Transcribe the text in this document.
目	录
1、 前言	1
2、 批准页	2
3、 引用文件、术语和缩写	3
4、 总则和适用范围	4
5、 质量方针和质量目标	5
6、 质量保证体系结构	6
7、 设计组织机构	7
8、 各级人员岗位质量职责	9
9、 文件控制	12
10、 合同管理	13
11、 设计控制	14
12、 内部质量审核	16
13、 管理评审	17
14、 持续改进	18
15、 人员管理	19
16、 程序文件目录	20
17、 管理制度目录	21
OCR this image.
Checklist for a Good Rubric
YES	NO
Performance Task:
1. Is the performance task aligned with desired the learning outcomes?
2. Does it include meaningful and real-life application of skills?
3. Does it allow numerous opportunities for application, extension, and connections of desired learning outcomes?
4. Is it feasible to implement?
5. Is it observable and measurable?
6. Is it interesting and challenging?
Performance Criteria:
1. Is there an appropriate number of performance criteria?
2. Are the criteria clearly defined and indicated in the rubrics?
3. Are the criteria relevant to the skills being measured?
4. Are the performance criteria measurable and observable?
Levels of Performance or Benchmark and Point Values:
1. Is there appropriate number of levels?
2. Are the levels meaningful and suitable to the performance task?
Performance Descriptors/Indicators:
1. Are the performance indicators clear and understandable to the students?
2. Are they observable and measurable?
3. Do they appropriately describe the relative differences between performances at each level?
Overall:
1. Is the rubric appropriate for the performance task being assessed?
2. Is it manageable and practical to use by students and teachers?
::::
Would you restate each of the entries word for word?

* _Response to the exercise_
Transcribe the text in this document.
目	录
1、 前言	1
2、 批准页	2
3、 引用文件、术语和缩写	3
4、 总则和适用范围	4
5、 质量方针和质量目标	5
6、 质量保证体系结构	6
7、 设计组织机构	7
8、 各级人员岗位质量职责	9
9、 文件控制	12
10、 合同管理	13
11、 设计控制	14
12、 内部质量审核	16
13、 管理评审	17
14、 持续改进	18
15、 人员管理	19
16、 程序文件目录	20
17、 管理制度目录	21
OCR this image.
Checklist for a Good Rubric
YES	NO
Performance Task:
1. Is the performance task aligned with desired the learning outcomes?
2. Does it include meaningful and real-life application of skills?
3. Does it allow numerous opportunities for application, extension, and connections of desired learning outcomes?
4. Is it feasible to implement?
5. Is it observable and measurable?
6. Is it interesting and challenging?
Performance Criteria:
1. Is there an appropriate number of performance criteria?
2. Are the criteria clearly defined and indicated in the rubrics?
3. Are the criteria relevant to the skills being measured?
4. Are the performance criteria measurable and observable?
Levels of Performance or Benchmark and Point Values:
1. Is there appropriate number of levels?
2. Are the levels meaningful and suitable to the performance task?
Performance Descriptors/Indicators:
1. Are the performance indicators clear and understandable to the students?
2. Are they observable and measurable?
3. Do they appropriately describe the relative differences between performances at each level?
Overall:
1. Is the rubric appropriate for the performance task being assessed?
2. Is it manageable and practical to use by students and teachers?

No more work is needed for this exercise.